Data for this task
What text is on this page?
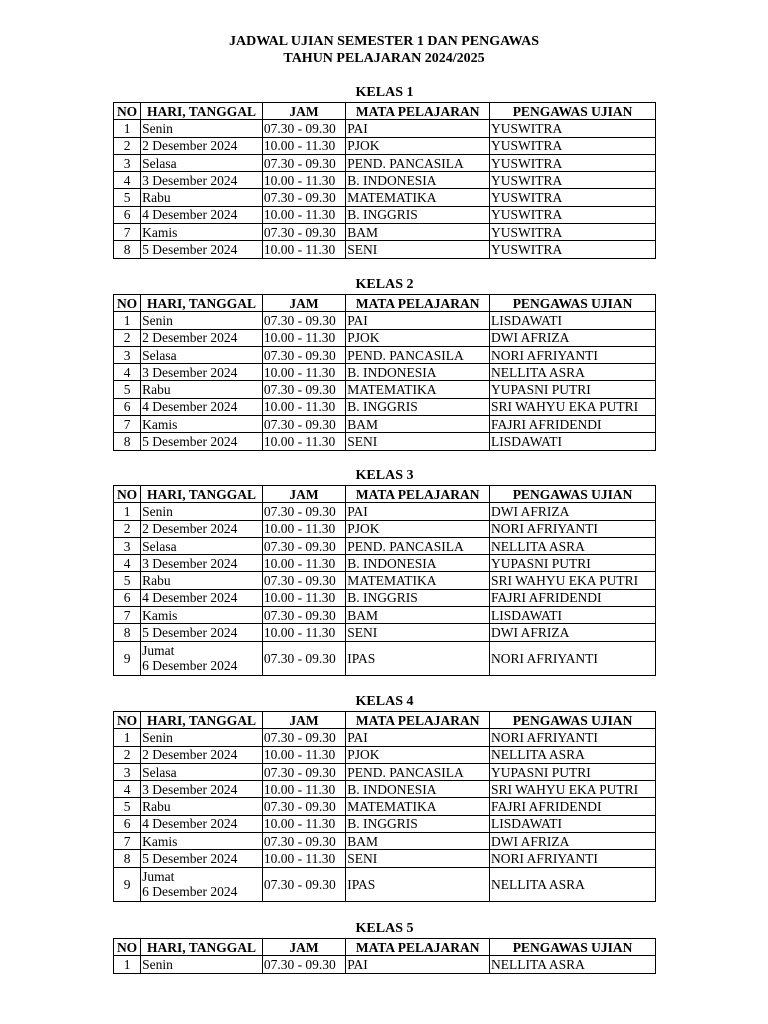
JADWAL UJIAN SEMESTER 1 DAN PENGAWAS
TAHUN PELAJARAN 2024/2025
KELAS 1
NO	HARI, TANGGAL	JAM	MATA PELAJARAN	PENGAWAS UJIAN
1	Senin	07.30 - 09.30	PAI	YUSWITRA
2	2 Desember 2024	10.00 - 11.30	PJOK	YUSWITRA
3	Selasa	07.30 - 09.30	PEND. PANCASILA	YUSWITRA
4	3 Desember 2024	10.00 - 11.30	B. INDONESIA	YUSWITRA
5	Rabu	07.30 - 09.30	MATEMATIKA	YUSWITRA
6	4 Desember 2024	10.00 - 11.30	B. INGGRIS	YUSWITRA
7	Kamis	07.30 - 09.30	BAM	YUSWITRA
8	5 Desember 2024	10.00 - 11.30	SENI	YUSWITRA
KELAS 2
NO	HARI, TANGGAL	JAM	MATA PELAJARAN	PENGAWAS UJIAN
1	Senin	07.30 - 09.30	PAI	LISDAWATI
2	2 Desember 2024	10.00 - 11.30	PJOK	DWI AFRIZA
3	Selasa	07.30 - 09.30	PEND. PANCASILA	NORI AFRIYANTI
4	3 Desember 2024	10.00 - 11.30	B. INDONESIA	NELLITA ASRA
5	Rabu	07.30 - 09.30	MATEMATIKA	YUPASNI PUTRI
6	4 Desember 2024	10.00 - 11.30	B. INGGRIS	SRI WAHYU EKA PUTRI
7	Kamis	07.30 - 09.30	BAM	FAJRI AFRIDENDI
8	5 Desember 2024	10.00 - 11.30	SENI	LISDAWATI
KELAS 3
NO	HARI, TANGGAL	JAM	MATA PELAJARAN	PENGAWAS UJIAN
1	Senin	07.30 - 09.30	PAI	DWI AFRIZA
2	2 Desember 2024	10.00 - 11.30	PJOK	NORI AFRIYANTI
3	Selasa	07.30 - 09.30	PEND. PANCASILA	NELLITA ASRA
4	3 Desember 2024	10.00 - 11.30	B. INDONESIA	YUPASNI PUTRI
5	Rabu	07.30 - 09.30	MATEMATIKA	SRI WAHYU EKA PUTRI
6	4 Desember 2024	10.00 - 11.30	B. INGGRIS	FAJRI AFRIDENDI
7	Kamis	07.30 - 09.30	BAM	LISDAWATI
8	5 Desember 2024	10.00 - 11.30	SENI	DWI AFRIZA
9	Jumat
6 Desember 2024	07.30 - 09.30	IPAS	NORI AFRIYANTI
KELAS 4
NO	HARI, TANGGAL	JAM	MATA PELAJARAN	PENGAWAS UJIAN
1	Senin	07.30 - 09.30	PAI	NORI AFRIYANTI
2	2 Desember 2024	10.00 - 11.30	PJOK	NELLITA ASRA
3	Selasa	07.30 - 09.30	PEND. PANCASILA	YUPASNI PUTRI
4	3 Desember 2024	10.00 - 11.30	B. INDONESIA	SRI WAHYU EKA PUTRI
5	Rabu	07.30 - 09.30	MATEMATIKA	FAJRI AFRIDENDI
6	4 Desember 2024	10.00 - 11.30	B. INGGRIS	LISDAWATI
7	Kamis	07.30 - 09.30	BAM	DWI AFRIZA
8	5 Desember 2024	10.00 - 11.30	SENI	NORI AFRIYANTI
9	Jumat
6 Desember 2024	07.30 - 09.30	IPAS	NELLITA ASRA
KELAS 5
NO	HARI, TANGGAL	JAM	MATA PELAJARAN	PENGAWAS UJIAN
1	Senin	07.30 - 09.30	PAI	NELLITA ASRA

Stated exercise
Copy out each line word for word, please, skipping the images.

Exercise response
What text is on this page?
JADWAL UJIAN SEMESTER 1 DAN PENGAWAS
TAHUN PELAJARAN 2024/2025
KELAS 1
NO	HARI, TANGGAL	JAM	MATA PELAJARAN	PENGAWAS UJIAN
1	Senin	07.30 - 09.30	PAI	YUSWITRA
2	2 Desember 2024	10.00 - 11.30	PJOK	YUSWITRA
3	Selasa	07.30 - 09.30	PEND. PANCASILA	YUSWITRA
4	3 Desember 2024	10.00 - 11.30	B. INDONESIA	YUSWITRA
5	Rabu	07.30 - 09.30	MATEMATIKA	YUSWITRA
6	4 Desember 2024	10.00 - 11.30	B. INGGRIS	YUSWITRA
7	Kamis	07.30 - 09.30	BAM	YUSWITRA
8	5 Desember 2024	10.00 - 11.30	SENI	YUSWITRA
KELAS 2
NO	HARI, TANGGAL	JAM	MATA PELAJARAN	PENGAWAS UJIAN
1	Senin	07.30 - 09.30	PAI	LISDAWATI
2	2 Desember 2024	10.00 - 11.30	PJOK	DWI AFRIZA
3	Selasa	07.30 - 09.30	PEND. PANCASILA	NORI AFRIYANTI
4	3 Desember 2024	10.00 - 11.30	B. INDONESIA	NELLITA ASRA
5	Rabu	07.30 - 09.30	MATEMATIKA	YUPASNI PUTRI
6	4 Desember 2024	10.00 - 11.30	B. INGGRIS	SRI WAHYU EKA PUTRI
7	Kamis	07.30 - 09.30	BAM	FAJRI AFRIDENDI
8	5 Desember 2024	10.00 - 11.30	SENI	LISDAWATI
KELAS 3
NO	HARI, TANGGAL	JAM	MATA PELAJARAN	PENGAWAS UJIAN
1	Senin	07.30 - 09.30	PAI	DWI AFRIZA
2	2 Desember 2024	10.00 - 11.30	PJOK	NORI AFRIYANTI
3	Selasa	07.30 - 09.30	PEND. PANCASILA	NELLITA ASRA
4	3 Desember 2024	10.00 - 11.30	B. INDONESIA	YUPASNI PUTRI
5	Rabu	07.30 - 09.30	MATEMATIKA	SRI WAHYU EKA PUTRI
6	4 Desember 2024	10.00 - 11.30	B. INGGRIS	FAJRI AFRIDENDI
7	Kamis	07.30 - 09.30	BAM	LISDAWATI
8	5 Desember 2024	10.00 - 11.30	SENI	DWI AFRIZA
9	Jumat
6 Desember 2024	07.30 - 09.30	IPAS	NORI AFRIYANTI
KELAS 4
NO	HARI, TANGGAL	JAM	MATA PELAJARAN	PENGAWAS UJIAN
1	Senin	07.30 - 09.30	PAI	NORI AFRIYANTI
2	2 Desember 2024	10.00 - 11.30	PJOK	NELLITA ASRA
3	Selasa	07.30 - 09.30	PEND. PANCASILA	YUPASNI PUTRI
4	3 Desember 2024	10.00 - 11.30	B. INDONESIA	SRI WAHYU EKA PUTRI
5	Rabu	07.30 - 09.30	MATEMATIKA	FAJRI AFRIDENDI
6	4 Desember 2024	10.00 - 11.30	B. INGGRIS	LISDAWATI
7	Kamis	07.30 - 09.30	BAM	DWI AFRIZA
8	5 Desember 2024	10.00 - 11.30	SENI	NORI AFRIYANTI
9	Jumat
6 Desember 2024	07.30 - 09.30	IPAS	NELLITA ASRA
KELAS 5
NO	HARI, TANGGAL	JAM	MATA PELAJARAN	PENGAWAS UJIAN
1	Senin	07.30 - 09.30	PAI	NELLITA ASRA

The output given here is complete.